### Problem details
Emit only the lines from the line containing "What text is on this page?" through the last line of the entries, unchanged.

====== Given information

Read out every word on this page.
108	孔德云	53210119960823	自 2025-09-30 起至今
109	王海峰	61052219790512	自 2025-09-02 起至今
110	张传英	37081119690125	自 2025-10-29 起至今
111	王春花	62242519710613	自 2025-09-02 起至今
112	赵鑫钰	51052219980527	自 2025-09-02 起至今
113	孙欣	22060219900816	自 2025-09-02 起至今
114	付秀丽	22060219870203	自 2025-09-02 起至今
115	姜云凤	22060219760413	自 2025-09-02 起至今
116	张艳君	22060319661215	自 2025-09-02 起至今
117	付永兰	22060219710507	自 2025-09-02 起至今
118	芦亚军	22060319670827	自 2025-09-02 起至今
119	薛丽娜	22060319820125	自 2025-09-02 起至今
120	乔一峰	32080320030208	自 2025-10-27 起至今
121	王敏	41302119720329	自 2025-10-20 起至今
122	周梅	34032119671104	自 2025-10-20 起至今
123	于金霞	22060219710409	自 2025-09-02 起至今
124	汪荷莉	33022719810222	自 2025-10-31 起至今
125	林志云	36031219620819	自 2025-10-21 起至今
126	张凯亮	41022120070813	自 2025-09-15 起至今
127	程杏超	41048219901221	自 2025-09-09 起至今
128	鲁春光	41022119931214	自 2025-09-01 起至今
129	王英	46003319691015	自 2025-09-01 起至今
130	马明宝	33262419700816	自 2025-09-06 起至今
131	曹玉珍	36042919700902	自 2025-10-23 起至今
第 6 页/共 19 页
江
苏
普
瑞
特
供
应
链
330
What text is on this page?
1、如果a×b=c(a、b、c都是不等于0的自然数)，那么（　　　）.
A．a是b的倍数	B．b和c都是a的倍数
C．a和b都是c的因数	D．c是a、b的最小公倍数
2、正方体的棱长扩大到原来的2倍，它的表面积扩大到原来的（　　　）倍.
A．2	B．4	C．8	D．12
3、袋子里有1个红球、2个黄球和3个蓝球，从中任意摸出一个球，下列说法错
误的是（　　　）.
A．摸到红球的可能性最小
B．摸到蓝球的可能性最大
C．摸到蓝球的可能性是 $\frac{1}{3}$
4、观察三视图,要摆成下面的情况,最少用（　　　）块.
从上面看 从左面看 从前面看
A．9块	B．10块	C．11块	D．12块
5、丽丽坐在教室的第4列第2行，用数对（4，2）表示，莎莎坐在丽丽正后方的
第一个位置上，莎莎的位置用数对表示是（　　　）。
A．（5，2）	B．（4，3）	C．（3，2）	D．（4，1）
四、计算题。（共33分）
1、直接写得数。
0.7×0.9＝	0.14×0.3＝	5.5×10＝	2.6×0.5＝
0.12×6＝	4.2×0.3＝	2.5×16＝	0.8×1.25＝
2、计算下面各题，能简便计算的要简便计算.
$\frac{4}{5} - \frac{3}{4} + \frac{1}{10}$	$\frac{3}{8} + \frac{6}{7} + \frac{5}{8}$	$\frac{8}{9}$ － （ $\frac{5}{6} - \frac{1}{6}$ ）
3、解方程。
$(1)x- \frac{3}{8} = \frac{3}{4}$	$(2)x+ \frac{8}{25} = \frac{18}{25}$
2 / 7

============

### Task answer
What text is on this page?
1、如果a×b=c(a、b、c都是不等于0的自然数)，那么（　　　）.
A．a是b的倍数	B．b和c都是a的倍数
C．a和b都是c的因数	D．c是a、b的最小公倍数
2、正方体的棱长扩大到原来的2倍，它的表面积扩大到原来的（　　　）倍.
A．2	B．4	C．8	D．12
3、袋子里有1个红球、2个黄球和3个蓝球，从中任意摸出一个球，下列说法错
误的是（　　　）.
A．摸到红球的可能性最小
B．摸到蓝球的可能性最大
C．摸到蓝球的可能性是 $\frac{1}{3}$
4、观察三视图,要摆成下面的情况,最少用（　　　）块.
从上面看 从左面看 从前面看
A．9块	B．10块	C．11块	D．12块
5、丽丽坐在教室的第4列第2行，用数对（4，2）表示，莎莎坐在丽丽正后方的
第一个位置上，莎莎的位置用数对表示是（　　　）。
A．（5，2）	B．（4，3）	C．（3，2）	D．（4，1）
四、计算题。（共33分）
1、直接写得数。
0.7×0.9＝	0.14×0.3＝	5.5×10＝	2.6×0.5＝
0.12×6＝	4.2×0.3＝	2.5×16＝	0.8×1.25＝
2、计算下面各题，能简便计算的要简便计算.
$\frac{4}{5} - \frac{3}{4} + \frac{1}{10}$	$\frac{3}{8} + \frac{6}{7} + \frac{5}{8}$	$\frac{8}{9}$ － （ $\frac{5}{6} - \frac{1}{6}$ ）
3、解方程。
$(1)x- \frac{3}{8} = \frac{3}{4}$	$(2)x+ \frac{8}{25} = \frac{18}{25}$
2 / 7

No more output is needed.